Identification of the defendant was one of the material issues of fact presented to the jury. The refusal to give any instruction on the issue of identification would have constituted reversible error, (People v. Ricili, 400 Ill. 309; People v. LeMar, 358 Ill. 58,) but it is not error if the instructions, considered as a series, fully and fairly announce the law applicable to the theory of the respective parties and do not ignore or nullify the defendant's theory that the jury should consider the circumstances of the identification to determine if the witnesses were mistaken. (People v. Henderson, 398 Ill. 348; People v. Weisberg, 396 Ill. 412; People v. DeRosa, 378 Ill. 557.) A review of the instructions shows the jury was instructed on the credibility of the witnesses; on the opportunities of the witnesses for knowing the things about which they testified; on their interest, if any, in the result of the trial; on the probability or improbability of the truth of the testimony; on the extent to which any witness was contradicted or corroborated by other credible evidence; that they should not be influenced by anything other than the law and the evidence in the case; that the surrounding circumstances might influence witnesses seeking to identify a person charged with a crime; that if the jury had a reasonable doubt of the defendant's presence when and where the crime was committed they should give him the benefit of the *138 doubt; and that the identification of the person under arrest brought alone before the identifying witnesses is not to be given the same weight and credibility as where the witnesses picked out the accused person from among other persons unknown to the witness. From this resume of the instructions given, it appears that the jury was adequately instructed concerning defendant's theory of the case, and in the light of all the evidence he could not have been prejudiced by the failure of the trial court to give his instruction.

(Data records)
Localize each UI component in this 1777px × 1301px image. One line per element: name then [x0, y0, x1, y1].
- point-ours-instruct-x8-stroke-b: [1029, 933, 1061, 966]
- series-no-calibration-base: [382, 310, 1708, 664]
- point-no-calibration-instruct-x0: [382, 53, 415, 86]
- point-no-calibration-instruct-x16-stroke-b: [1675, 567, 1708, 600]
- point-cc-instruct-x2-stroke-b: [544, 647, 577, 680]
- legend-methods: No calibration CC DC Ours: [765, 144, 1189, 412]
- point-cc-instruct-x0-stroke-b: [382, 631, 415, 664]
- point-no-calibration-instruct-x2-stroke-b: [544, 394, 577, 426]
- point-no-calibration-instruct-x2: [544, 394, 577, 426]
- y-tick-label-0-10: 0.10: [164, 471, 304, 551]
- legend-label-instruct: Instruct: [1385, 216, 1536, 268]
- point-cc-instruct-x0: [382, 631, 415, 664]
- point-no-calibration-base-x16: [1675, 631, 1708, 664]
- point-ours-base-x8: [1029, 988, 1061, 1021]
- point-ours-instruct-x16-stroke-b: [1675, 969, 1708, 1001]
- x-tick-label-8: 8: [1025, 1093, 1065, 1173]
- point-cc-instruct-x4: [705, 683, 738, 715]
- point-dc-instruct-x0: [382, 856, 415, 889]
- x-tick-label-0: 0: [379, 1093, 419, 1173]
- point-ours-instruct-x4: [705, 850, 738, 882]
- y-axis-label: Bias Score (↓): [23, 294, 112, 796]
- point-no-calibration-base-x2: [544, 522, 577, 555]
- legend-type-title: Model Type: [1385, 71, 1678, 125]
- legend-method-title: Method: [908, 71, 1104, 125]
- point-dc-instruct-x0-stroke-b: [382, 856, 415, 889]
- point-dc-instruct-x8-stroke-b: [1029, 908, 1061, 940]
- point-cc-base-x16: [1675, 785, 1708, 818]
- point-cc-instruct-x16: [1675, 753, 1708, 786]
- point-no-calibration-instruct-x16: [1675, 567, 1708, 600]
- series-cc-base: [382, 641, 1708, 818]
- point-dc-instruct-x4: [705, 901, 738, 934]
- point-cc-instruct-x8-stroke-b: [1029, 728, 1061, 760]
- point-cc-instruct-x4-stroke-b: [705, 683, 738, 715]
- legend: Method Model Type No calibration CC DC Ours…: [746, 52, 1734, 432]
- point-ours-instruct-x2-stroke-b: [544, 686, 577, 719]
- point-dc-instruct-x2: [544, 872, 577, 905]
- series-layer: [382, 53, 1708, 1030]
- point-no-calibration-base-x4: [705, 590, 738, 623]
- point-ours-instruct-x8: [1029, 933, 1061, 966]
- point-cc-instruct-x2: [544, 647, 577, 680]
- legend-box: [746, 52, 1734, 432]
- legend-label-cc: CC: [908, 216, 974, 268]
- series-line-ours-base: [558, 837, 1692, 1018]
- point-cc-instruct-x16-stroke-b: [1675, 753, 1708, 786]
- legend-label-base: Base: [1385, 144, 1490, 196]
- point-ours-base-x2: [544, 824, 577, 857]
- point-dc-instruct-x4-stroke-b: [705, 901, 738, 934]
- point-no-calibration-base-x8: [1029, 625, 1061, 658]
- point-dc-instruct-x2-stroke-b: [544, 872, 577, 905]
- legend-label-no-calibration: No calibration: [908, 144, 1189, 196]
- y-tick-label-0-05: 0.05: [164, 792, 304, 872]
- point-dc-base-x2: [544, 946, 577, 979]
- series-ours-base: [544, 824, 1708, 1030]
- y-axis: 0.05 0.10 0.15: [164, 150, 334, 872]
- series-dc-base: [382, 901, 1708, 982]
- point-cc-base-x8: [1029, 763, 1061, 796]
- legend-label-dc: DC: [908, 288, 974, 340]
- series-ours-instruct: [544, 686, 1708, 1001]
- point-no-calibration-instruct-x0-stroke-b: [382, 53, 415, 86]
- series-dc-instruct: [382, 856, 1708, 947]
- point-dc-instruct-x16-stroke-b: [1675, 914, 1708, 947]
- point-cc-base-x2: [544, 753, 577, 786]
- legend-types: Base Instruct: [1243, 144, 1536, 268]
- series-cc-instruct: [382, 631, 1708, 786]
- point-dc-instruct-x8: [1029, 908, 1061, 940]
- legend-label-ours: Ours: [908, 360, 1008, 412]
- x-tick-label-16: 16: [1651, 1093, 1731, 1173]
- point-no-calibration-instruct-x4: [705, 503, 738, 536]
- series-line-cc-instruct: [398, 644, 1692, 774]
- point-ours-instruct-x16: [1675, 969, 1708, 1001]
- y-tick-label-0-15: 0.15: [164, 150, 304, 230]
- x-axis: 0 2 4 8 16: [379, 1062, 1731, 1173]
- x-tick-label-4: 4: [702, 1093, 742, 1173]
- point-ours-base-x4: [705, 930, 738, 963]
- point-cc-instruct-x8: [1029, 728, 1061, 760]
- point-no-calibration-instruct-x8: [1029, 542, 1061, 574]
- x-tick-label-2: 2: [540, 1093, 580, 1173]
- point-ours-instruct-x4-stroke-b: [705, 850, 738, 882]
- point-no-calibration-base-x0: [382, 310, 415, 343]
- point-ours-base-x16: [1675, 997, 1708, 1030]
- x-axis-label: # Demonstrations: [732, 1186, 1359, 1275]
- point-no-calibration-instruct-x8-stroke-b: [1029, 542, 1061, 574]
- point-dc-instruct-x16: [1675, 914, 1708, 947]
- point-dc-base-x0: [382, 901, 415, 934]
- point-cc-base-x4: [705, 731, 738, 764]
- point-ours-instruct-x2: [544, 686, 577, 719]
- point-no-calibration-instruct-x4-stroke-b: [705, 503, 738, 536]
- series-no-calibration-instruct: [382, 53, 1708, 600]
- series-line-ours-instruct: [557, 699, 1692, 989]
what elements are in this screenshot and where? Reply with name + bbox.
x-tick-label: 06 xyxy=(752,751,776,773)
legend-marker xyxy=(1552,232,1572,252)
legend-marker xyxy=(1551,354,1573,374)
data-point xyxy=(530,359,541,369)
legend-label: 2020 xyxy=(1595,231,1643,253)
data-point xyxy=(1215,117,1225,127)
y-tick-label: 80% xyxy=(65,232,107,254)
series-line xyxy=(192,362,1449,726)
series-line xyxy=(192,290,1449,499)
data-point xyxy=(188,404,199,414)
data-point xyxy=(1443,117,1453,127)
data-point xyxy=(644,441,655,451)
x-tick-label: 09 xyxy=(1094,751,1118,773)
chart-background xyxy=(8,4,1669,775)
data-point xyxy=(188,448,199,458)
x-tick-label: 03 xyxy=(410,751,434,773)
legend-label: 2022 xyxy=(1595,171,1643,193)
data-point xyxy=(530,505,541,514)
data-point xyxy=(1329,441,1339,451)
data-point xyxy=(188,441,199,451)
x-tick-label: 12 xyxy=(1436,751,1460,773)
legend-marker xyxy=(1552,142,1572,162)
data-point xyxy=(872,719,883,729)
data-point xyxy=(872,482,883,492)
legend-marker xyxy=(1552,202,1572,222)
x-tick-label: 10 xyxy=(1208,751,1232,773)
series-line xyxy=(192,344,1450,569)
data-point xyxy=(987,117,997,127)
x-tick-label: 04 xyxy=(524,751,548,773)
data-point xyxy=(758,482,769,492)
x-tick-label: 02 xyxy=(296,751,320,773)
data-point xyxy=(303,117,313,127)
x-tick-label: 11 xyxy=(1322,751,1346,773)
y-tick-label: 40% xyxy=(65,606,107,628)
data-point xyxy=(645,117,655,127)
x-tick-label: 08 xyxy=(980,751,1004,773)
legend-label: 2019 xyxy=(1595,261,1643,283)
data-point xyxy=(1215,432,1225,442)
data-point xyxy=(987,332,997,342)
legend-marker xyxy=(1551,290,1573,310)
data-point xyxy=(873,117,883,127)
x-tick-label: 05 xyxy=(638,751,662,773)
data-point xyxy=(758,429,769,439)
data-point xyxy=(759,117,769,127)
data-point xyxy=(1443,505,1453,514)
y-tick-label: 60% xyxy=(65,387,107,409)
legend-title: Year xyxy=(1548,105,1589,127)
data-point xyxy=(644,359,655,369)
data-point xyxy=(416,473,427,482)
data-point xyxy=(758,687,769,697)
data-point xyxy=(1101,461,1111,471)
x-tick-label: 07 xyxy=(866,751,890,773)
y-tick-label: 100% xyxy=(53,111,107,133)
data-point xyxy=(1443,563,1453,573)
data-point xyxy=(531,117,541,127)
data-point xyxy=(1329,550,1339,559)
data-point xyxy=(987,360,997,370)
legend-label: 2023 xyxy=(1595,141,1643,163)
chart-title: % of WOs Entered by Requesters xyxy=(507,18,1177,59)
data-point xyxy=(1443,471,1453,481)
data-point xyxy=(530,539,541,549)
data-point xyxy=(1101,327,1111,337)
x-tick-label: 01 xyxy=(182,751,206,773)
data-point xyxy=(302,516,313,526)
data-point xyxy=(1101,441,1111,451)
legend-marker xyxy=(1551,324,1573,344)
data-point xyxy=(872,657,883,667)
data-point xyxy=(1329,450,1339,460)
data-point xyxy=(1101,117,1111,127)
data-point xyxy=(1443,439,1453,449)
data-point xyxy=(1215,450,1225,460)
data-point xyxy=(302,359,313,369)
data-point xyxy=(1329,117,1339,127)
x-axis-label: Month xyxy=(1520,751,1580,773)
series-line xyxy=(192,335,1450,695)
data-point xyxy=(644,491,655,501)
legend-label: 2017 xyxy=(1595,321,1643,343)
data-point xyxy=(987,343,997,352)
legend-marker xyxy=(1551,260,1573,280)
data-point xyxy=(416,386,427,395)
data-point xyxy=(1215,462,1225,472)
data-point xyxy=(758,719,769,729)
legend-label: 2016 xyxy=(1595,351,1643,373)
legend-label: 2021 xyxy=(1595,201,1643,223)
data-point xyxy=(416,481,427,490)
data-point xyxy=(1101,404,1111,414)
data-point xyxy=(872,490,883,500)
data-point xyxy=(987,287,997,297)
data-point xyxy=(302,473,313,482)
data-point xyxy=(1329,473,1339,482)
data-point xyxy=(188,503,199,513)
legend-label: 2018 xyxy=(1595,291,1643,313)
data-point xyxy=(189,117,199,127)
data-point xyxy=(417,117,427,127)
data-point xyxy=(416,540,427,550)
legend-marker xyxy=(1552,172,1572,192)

* Task details: Please extend the court opinion on jury instructions about identification, starting right after its final sentence.

* Response:
Defendant's final contention that prejudicial argument, remarks and cross-examination by the State's Attorney prevented the defendant from receiving a fair and impartial trial is not supported by the record. It would serve no useful purpose and would unduly lengthen this opinion to set forth verbatim the remarks and arguments which the defendant claims were prejudicial. The record shows that the trial judge was alert to prevent immaterial, prejudicial or irrelevant matters being presented to the jury or argued by counsel; that doubtful points of evidence were discussed outside the presence of the jury; that in each instance when irrelevant or other evidence that might be prejudicial was submitted, objections thereto were sustained and the jury immediately instructed to disregard the same. Moreover, the jury was specifically instructed in writing to disregard such matters. We find that the trial was fairly conducted, that the defendant was ably represented, and that there was sufficient evidence to support the jury's verdict of guilty.
The judgment of the criminal court of Cook County is affirmed.